## Dataset extract
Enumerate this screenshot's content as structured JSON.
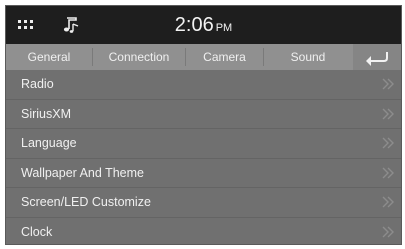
{
  "status_bar": {
    "time": "2:06",
    "ampm": "PM",
    "left_icons": [
      "grid-icon",
      "music-note-icon"
    ]
  },
  "tabs": [
    {
      "label": "General"
    },
    {
      "label": "Connection"
    },
    {
      "label": "Camera"
    },
    {
      "label": "Sound"
    }
  ],
  "back_icon": "back-arrow-icon",
  "menu_items": [
    {
      "label": "Radio"
    },
    {
      "label": "SiriusXM"
    },
    {
      "label": "Language"
    },
    {
      "label": "Wallpaper And Theme"
    },
    {
      "label": "Screen/LED Customize"
    },
    {
      "label": "Clock"
    }
  ],
  "item_icon": "double-chevron-right-icon",
  "colors": {
    "status_bar": "#1e1e1e",
    "tab_bar": "#909090",
    "list_background": "#707070",
    "text": "#f0f0f0"
  }
}
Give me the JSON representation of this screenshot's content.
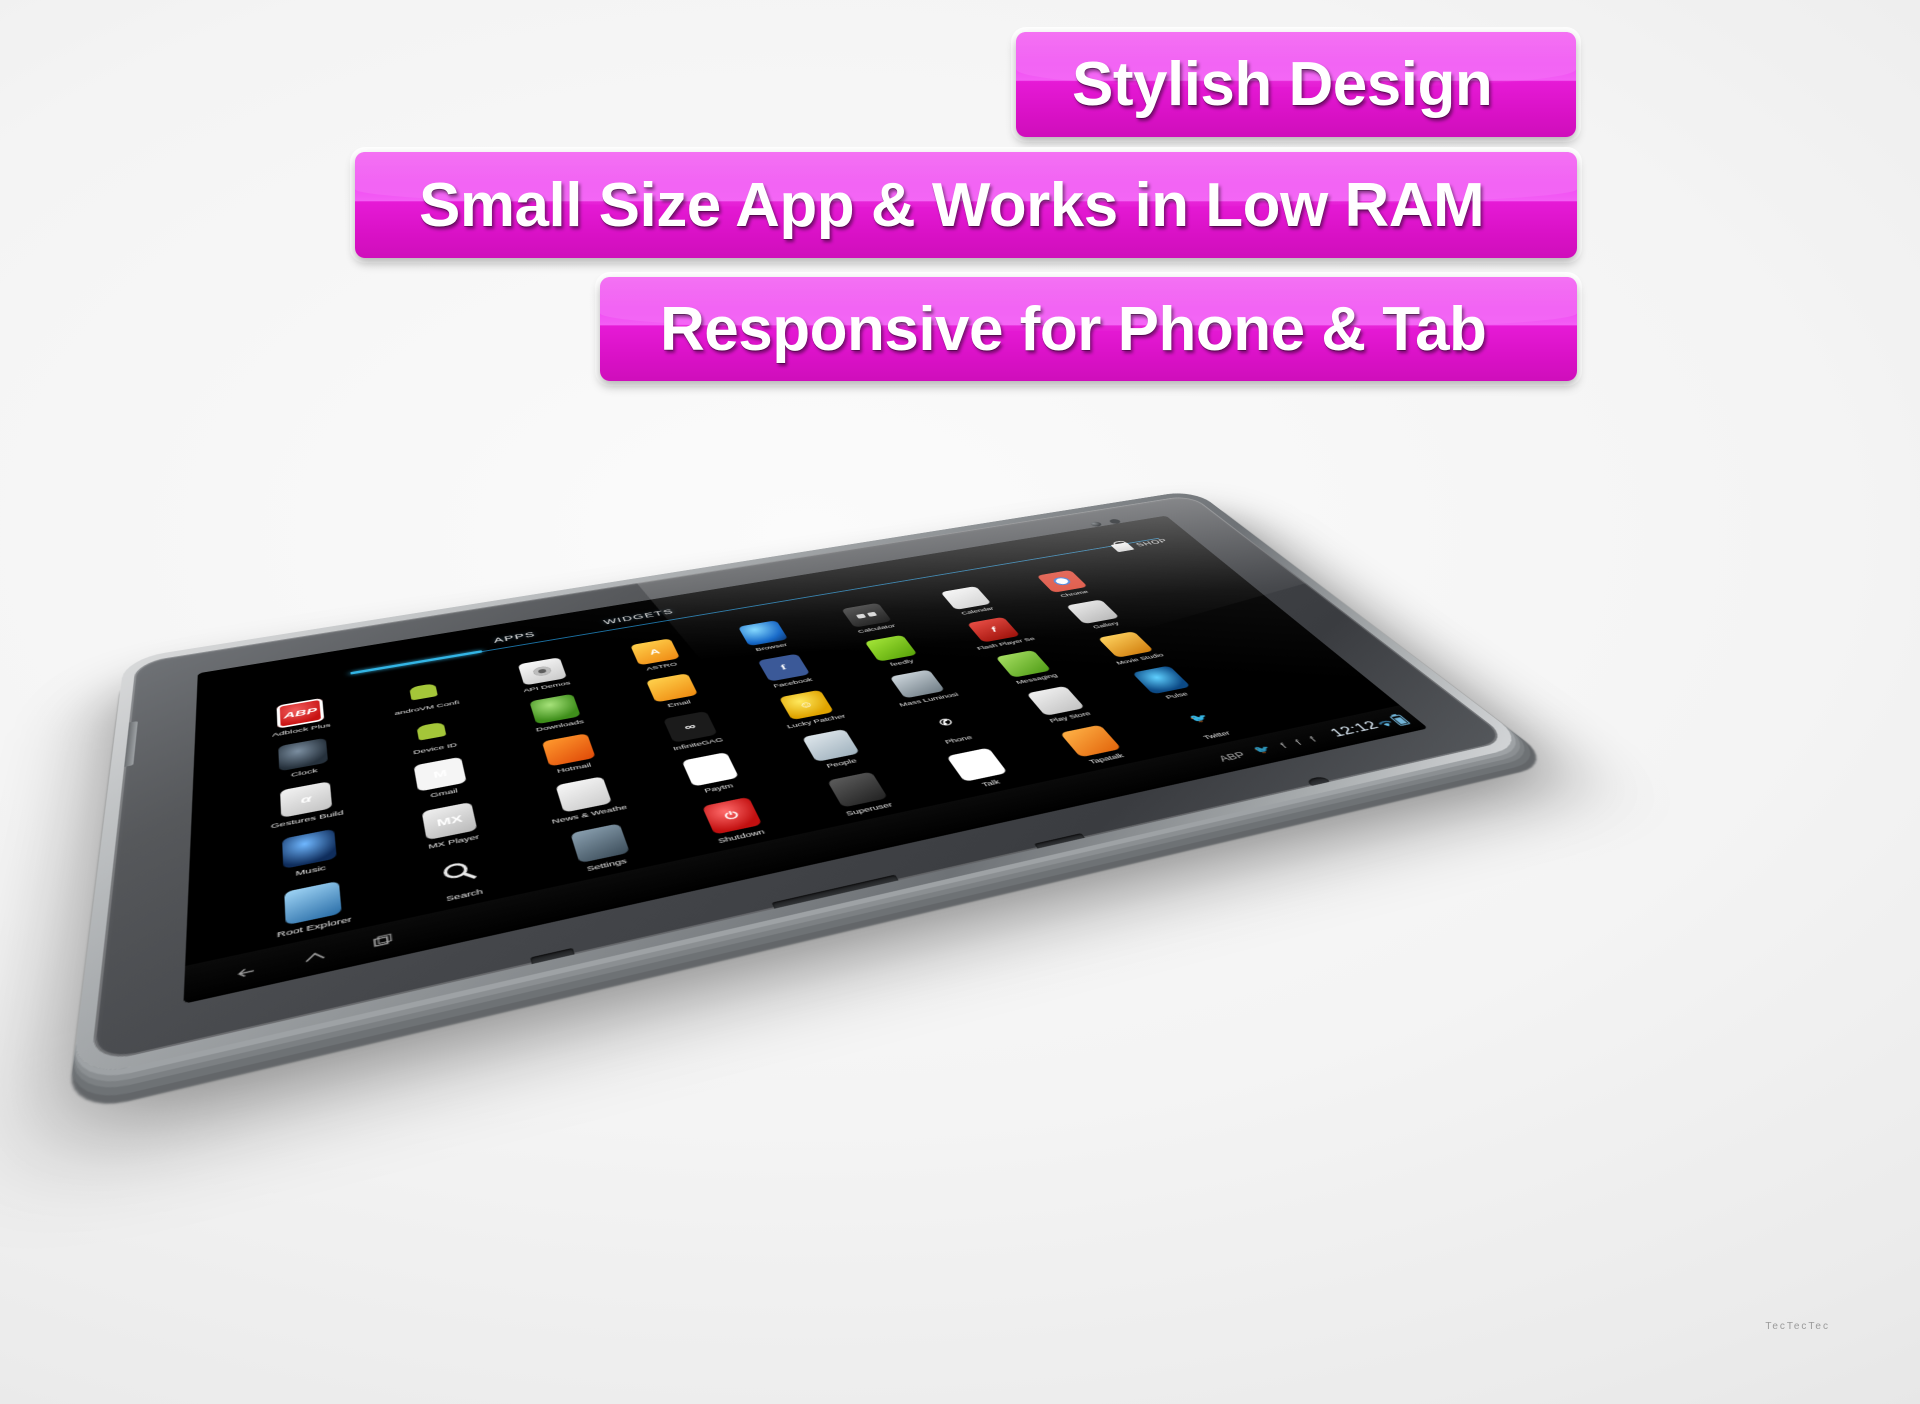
{
  "banners": [
    {
      "id": "banner-1",
      "text": "Stylish Design"
    },
    {
      "id": "banner-2",
      "text": "Small Size App & Works in Low RAM"
    },
    {
      "id": "banner-3",
      "text": "Responsive for Phone & Tab"
    }
  ],
  "colors": {
    "banner_magenta_top": "#f35ef5",
    "banner_magenta_bottom": "#cf0ebb",
    "banner_text": "#ffffff",
    "accent_blue": "#33b5e5",
    "screen_black": "#000000",
    "background_gray": "#ebebeb"
  },
  "device": {
    "type": "android-tablet",
    "brand_caption": "TecTecTec"
  },
  "launcher": {
    "tabs": [
      {
        "label": "APPS",
        "active": true
      },
      {
        "label": "WIDGETS",
        "active": false
      }
    ],
    "shop": {
      "label": "SHOP",
      "icon": "shopping-bag-icon"
    },
    "apps": [
      {
        "label": "Adblock Plus",
        "icon": "abp-icon",
        "glyph": "ABP",
        "cls": "ic-abp"
      },
      {
        "label": "androVM Confi",
        "icon": "androvm-icon",
        "glyph": "",
        "cls": "ic-andro"
      },
      {
        "label": "API Demos",
        "icon": "api-demos-icon",
        "glyph": "",
        "cls": "ic-folderg"
      },
      {
        "label": "ASTRO",
        "icon": "astro-icon",
        "glyph": "A",
        "cls": "ic-astro"
      },
      {
        "label": "Browser",
        "icon": "browser-icon",
        "glyph": "",
        "cls": "ic-browser"
      },
      {
        "label": "Calculator",
        "icon": "calculator-icon",
        "glyph": "",
        "cls": "ic-calc"
      },
      {
        "label": "Calendar",
        "icon": "calendar-icon",
        "glyph": "",
        "cls": "ic-calendar"
      },
      {
        "label": "Chrome",
        "icon": "chrome-icon",
        "glyph": "",
        "cls": "ic-chrome"
      },
      {
        "label": "",
        "icon": "spacer-icon",
        "glyph": "",
        "cls": "ic-spacer"
      },
      {
        "label": "Clock",
        "icon": "clock-icon",
        "glyph": "",
        "cls": "ic-clock"
      },
      {
        "label": "Device ID",
        "icon": "device-id-icon",
        "glyph": "",
        "cls": "ic-deviceid"
      },
      {
        "label": "Downloads",
        "icon": "downloads-icon",
        "glyph": "",
        "cls": "ic-down"
      },
      {
        "label": "Email",
        "icon": "email-icon",
        "glyph": "",
        "cls": "ic-email"
      },
      {
        "label": "Facebook",
        "icon": "facebook-icon",
        "glyph": "f",
        "cls": "ic-fb"
      },
      {
        "label": "feedly",
        "icon": "feedly-icon",
        "glyph": "",
        "cls": "ic-feedly"
      },
      {
        "label": "Flash Player Se",
        "icon": "flash-player-icon",
        "glyph": "f",
        "cls": "ic-flash"
      },
      {
        "label": "Gallery",
        "icon": "gallery-icon",
        "glyph": "",
        "cls": "ic-gallery"
      },
      {
        "label": "",
        "icon": "spacer-icon",
        "glyph": "",
        "cls": "ic-spacer"
      },
      {
        "label": "Gestures Build",
        "icon": "gestures-builder-icon",
        "glyph": "α",
        "cls": "ic-gestures"
      },
      {
        "label": "Gmail",
        "icon": "gmail-icon",
        "glyph": "M",
        "cls": "ic-gmail"
      },
      {
        "label": "Hotmail",
        "icon": "hotmail-icon",
        "glyph": "",
        "cls": "ic-hotmail"
      },
      {
        "label": "InfiniteGAG",
        "icon": "infinitegag-icon",
        "glyph": "∞",
        "cls": "ic-9gag"
      },
      {
        "label": "Lucky Patcher",
        "icon": "lucky-patcher-icon",
        "glyph": "☺",
        "cls": "ic-lucky"
      },
      {
        "label": "Mass Luminosi",
        "icon": "mass-luminosity-icon",
        "glyph": "",
        "cls": "ic-mass"
      },
      {
        "label": "Messaging",
        "icon": "messaging-icon",
        "glyph": "",
        "cls": "ic-messaging"
      },
      {
        "label": "Movie Studio",
        "icon": "movie-studio-icon",
        "glyph": "",
        "cls": "ic-movie"
      },
      {
        "label": "",
        "icon": "spacer-icon",
        "glyph": "",
        "cls": "ic-spacer"
      },
      {
        "label": "Music",
        "icon": "music-icon",
        "glyph": "",
        "cls": "ic-music"
      },
      {
        "label": "MX Player",
        "icon": "mx-player-icon",
        "glyph": "MX",
        "cls": "ic-mx"
      },
      {
        "label": "News & Weathe",
        "icon": "news-weather-icon",
        "glyph": "",
        "cls": "ic-news"
      },
      {
        "label": "Paytm",
        "icon": "paytm-icon",
        "glyph": "Paytm",
        "cls": "ic-paytm"
      },
      {
        "label": "People",
        "icon": "people-icon",
        "glyph": "",
        "cls": "ic-people"
      },
      {
        "label": "Phone",
        "icon": "phone-icon",
        "glyph": "✆",
        "cls": "ic-phone"
      },
      {
        "label": "Play Store",
        "icon": "play-store-icon",
        "glyph": "",
        "cls": "ic-play"
      },
      {
        "label": "Pulse",
        "icon": "pulse-icon",
        "glyph": "",
        "cls": "ic-pulse"
      },
      {
        "label": "",
        "icon": "spacer-icon",
        "glyph": "",
        "cls": "ic-spacer"
      },
      {
        "label": "Root Explorer",
        "icon": "root-explorer-icon",
        "glyph": "",
        "cls": "ic-root"
      },
      {
        "label": "Search",
        "icon": "search-icon",
        "glyph": "",
        "cls": "ic-search"
      },
      {
        "label": "Settings",
        "icon": "settings-icon",
        "glyph": "",
        "cls": "ic-settings"
      },
      {
        "label": "Shutdown",
        "icon": "shutdown-icon",
        "glyph": "⏻",
        "cls": "ic-shutdown"
      },
      {
        "label": "Superuser",
        "icon": "superuser-icon",
        "glyph": "",
        "cls": "ic-superuser"
      },
      {
        "label": "Talk",
        "icon": "talk-icon",
        "glyph": "talk",
        "cls": "ic-talk"
      },
      {
        "label": "Tapatalk",
        "icon": "tapatalk-icon",
        "glyph": "",
        "cls": "ic-tapatalk"
      },
      {
        "label": "Twitter",
        "icon": "twitter-icon",
        "glyph": "🐦",
        "cls": "ic-twitter"
      },
      {
        "label": "",
        "icon": "spacer-icon",
        "glyph": "",
        "cls": "ic-spacer"
      }
    ],
    "statusbar": {
      "nav": [
        {
          "icon": "back-icon"
        },
        {
          "icon": "home-icon"
        },
        {
          "icon": "recents-icon"
        }
      ],
      "notifications": [
        {
          "icon": "abp-status-icon",
          "glyph": "ABP"
        },
        {
          "icon": "twitter-status-icon",
          "glyph": "🐦"
        },
        {
          "icon": "facebook-status-icon",
          "glyph": "f"
        },
        {
          "icon": "facebook-status-icon-2",
          "glyph": "f"
        },
        {
          "icon": "facebook-status-icon-3",
          "glyph": "f"
        }
      ],
      "time": "12:12",
      "wifi_icon": "wifi-icon",
      "battery_icon": "battery-icon"
    }
  }
}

## Written problem
Search the data for the word "this" and copy each line where it appears.

## Answer to the exercise
Enumerate this screenshot's content as structured JSON.
Give me the JSON representation of this screenshot's content.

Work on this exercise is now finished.